_THE REQUEST_
Without including any images, reproduce each entry exactly.

_DATA SUPPLIED_
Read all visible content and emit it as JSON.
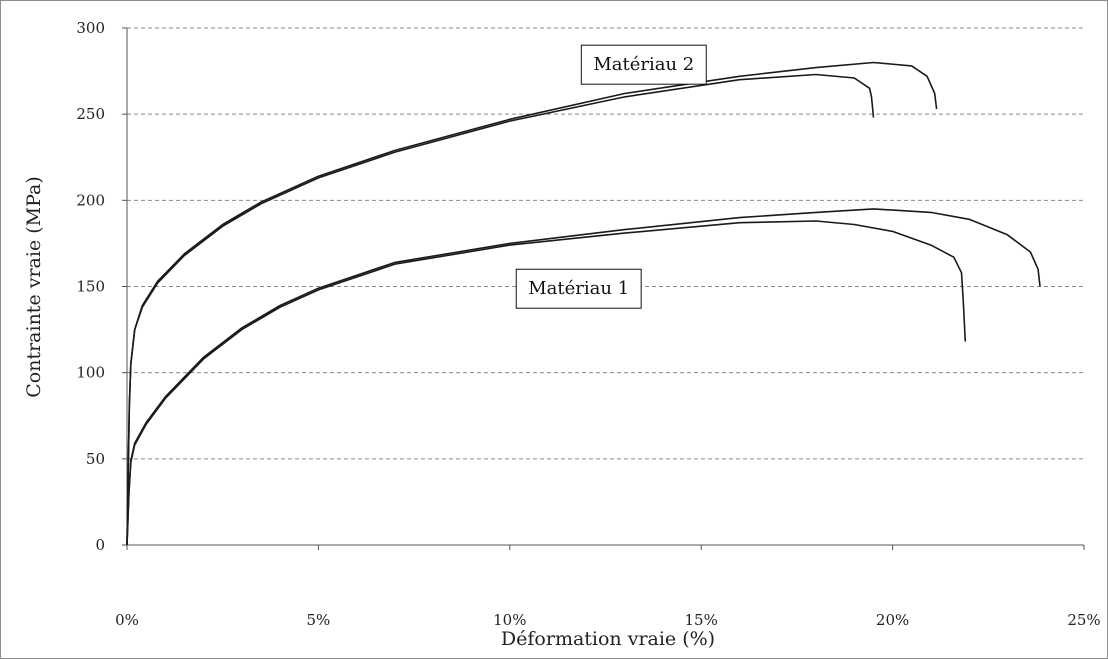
{
  "chart_data": {
    "type": "line",
    "title": "",
    "xlabel": "Déformation vraie (%)",
    "ylabel": "Contrainte vraie (MPa)",
    "xlim": [
      0,
      25
    ],
    "ylim": [
      0,
      300
    ],
    "x_ticks": [
      0,
      5,
      10,
      15,
      20,
      25
    ],
    "x_tick_labels": [
      "0%",
      "5%",
      "10%",
      "15%",
      "20%",
      "25%"
    ],
    "y_ticks": [
      0,
      50,
      100,
      150,
      200,
      250,
      300
    ],
    "y_tick_labels": [
      "0",
      "50",
      "100",
      "150",
      "200",
      "250",
      "300"
    ],
    "grid": "horizontal dashed",
    "line_color": "#1a1a1a",
    "annotations": [
      {
        "text": "Matériau 2",
        "x": 13.5,
        "y": 279
      },
      {
        "text": "Matériau 1",
        "x": 11.8,
        "y": 149
      }
    ],
    "series": [
      {
        "points": [
          [
            0,
            0
          ],
          [
            0.03,
            40
          ],
          [
            0.06,
            80
          ],
          [
            0.1,
            105
          ],
          [
            0.2,
            125
          ],
          [
            0.4,
            138
          ],
          [
            0.8,
            152
          ],
          [
            1.5,
            168
          ],
          [
            2.5,
            185
          ],
          [
            3.5,
            198
          ],
          [
            5,
            213
          ],
          [
            7,
            228
          ],
          [
            10,
            246
          ],
          [
            13,
            260
          ],
          [
            16,
            270
          ],
          [
            18,
            273
          ],
          [
            19,
            271
          ],
          [
            19.4,
            265
          ],
          [
            19.45,
            260
          ],
          [
            19.5,
            248
          ]
        ]
      },
      {
        "points": [
          [
            0,
            0
          ],
          [
            0.03,
            40
          ],
          [
            0.06,
            80
          ],
          [
            0.1,
            105
          ],
          [
            0.2,
            125
          ],
          [
            0.4,
            139
          ],
          [
            0.8,
            153
          ],
          [
            1.5,
            169
          ],
          [
            2.5,
            186
          ],
          [
            3.5,
            199
          ],
          [
            5,
            214
          ],
          [
            7,
            229
          ],
          [
            10,
            247
          ],
          [
            13,
            262
          ],
          [
            16,
            272
          ],
          [
            18,
            277
          ],
          [
            19.5,
            280
          ],
          [
            20.5,
            278
          ],
          [
            20.9,
            272
          ],
          [
            21.1,
            262
          ],
          [
            21.15,
            253
          ]
        ]
      },
      {
        "points": [
          [
            0,
            0
          ],
          [
            0.05,
            30
          ],
          [
            0.1,
            48
          ],
          [
            0.2,
            58
          ],
          [
            0.5,
            70
          ],
          [
            1,
            85
          ],
          [
            2,
            108
          ],
          [
            3,
            125
          ],
          [
            4,
            138
          ],
          [
            5,
            148
          ],
          [
            7,
            163
          ],
          [
            10,
            174
          ],
          [
            13,
            181
          ],
          [
            16,
            187
          ],
          [
            18,
            188
          ],
          [
            19,
            186
          ],
          [
            20,
            182
          ],
          [
            21,
            174
          ],
          [
            21.6,
            167
          ],
          [
            21.8,
            158
          ],
          [
            21.85,
            140
          ],
          [
            21.9,
            118
          ]
        ]
      },
      {
        "points": [
          [
            0,
            0
          ],
          [
            0.05,
            30
          ],
          [
            0.1,
            49
          ],
          [
            0.2,
            59
          ],
          [
            0.5,
            71
          ],
          [
            1,
            86
          ],
          [
            2,
            109
          ],
          [
            3,
            126
          ],
          [
            4,
            139
          ],
          [
            5,
            149
          ],
          [
            7,
            164
          ],
          [
            10,
            175
          ],
          [
            13,
            183
          ],
          [
            16,
            190
          ],
          [
            18,
            193
          ],
          [
            19.5,
            195
          ],
          [
            21,
            193
          ],
          [
            22,
            189
          ],
          [
            23,
            180
          ],
          [
            23.6,
            170
          ],
          [
            23.8,
            160
          ],
          [
            23.85,
            150
          ]
        ]
      }
    ]
  }
}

_EXPECTED ANSWER_
Read all visible content and emit it as JSON.
{
  "chart_data": {
    "type": "line",
    "title": "",
    "xlabel": "Déformation vraie (%)",
    "ylabel": "Contrainte vraie (MPa)",
    "xlim": [
      0,
      25
    ],
    "ylim": [
      0,
      300
    ],
    "x_ticks": [
      0,
      5,
      10,
      15,
      20,
      25
    ],
    "x_tick_labels": [
      "0%",
      "5%",
      "10%",
      "15%",
      "20%",
      "25%"
    ],
    "y_ticks": [
      0,
      50,
      100,
      150,
      200,
      250,
      300
    ],
    "y_tick_labels": [
      "0",
      "50",
      "100",
      "150",
      "200",
      "250",
      "300"
    ],
    "grid": "horizontal dashed",
    "line_color": "#1a1a1a",
    "annotations": [
      {
        "text": "Matériau 2",
        "x": 13.5,
        "y": 279
      },
      {
        "text": "Matériau 1",
        "x": 11.8,
        "y": 149
      }
    ],
    "series": [
      {
        "points": [
          [
            0,
            0
          ],
          [
            0.03,
            40
          ],
          [
            0.06,
            80
          ],
          [
            0.1,
            105
          ],
          [
            0.2,
            125
          ],
          [
            0.4,
            138
          ],
          [
            0.8,
            152
          ],
          [
            1.5,
            168
          ],
          [
            2.5,
            185
          ],
          [
            3.5,
            198
          ],
          [
            5,
            213
          ],
          [
            7,
            228
          ],
          [
            10,
            246
          ],
          [
            13,
            260
          ],
          [
            16,
            270
          ],
          [
            18,
            273
          ],
          [
            19,
            271
          ],
          [
            19.4,
            265
          ],
          [
            19.45,
            260
          ],
          [
            19.5,
            248
          ]
        ]
      },
      {
        "points": [
          [
            0,
            0
          ],
          [
            0.03,
            40
          ],
          [
            0.06,
            80
          ],
          [
            0.1,
            105
          ],
          [
            0.2,
            125
          ],
          [
            0.4,
            139
          ],
          [
            0.8,
            153
          ],
          [
            1.5,
            169
          ],
          [
            2.5,
            186
          ],
          [
            3.5,
            199
          ],
          [
            5,
            214
          ],
          [
            7,
            229
          ],
          [
            10,
            247
          ],
          [
            13,
            262
          ],
          [
            16,
            272
          ],
          [
            18,
            277
          ],
          [
            19.5,
            280
          ],
          [
            20.5,
            278
          ],
          [
            20.9,
            272
          ],
          [
            21.1,
            262
          ],
          [
            21.15,
            253
          ]
        ]
      },
      {
        "points": [
          [
            0,
            0
          ],
          [
            0.05,
            30
          ],
          [
            0.1,
            48
          ],
          [
            0.2,
            58
          ],
          [
            0.5,
            70
          ],
          [
            1,
            85
          ],
          [
            2,
            108
          ],
          [
            3,
            125
          ],
          [
            4,
            138
          ],
          [
            5,
            148
          ],
          [
            7,
            163
          ],
          [
            10,
            174
          ],
          [
            13,
            181
          ],
          [
            16,
            187
          ],
          [
            18,
            188
          ],
          [
            19,
            186
          ],
          [
            20,
            182
          ],
          [
            21,
            174
          ],
          [
            21.6,
            167
          ],
          [
            21.8,
            158
          ],
          [
            21.85,
            140
          ],
          [
            21.9,
            118
          ]
        ]
      },
      {
        "points": [
          [
            0,
            0
          ],
          [
            0.05,
            30
          ],
          [
            0.1,
            49
          ],
          [
            0.2,
            59
          ],
          [
            0.5,
            71
          ],
          [
            1,
            86
          ],
          [
            2,
            109
          ],
          [
            3,
            126
          ],
          [
            4,
            139
          ],
          [
            5,
            149
          ],
          [
            7,
            164
          ],
          [
            10,
            175
          ],
          [
            13,
            183
          ],
          [
            16,
            190
          ],
          [
            18,
            193
          ],
          [
            19.5,
            195
          ],
          [
            21,
            193
          ],
          [
            22,
            189
          ],
          [
            23,
            180
          ],
          [
            23.6,
            170
          ],
          [
            23.8,
            160
          ],
          [
            23.85,
            150
          ]
        ]
      }
    ]
  }
}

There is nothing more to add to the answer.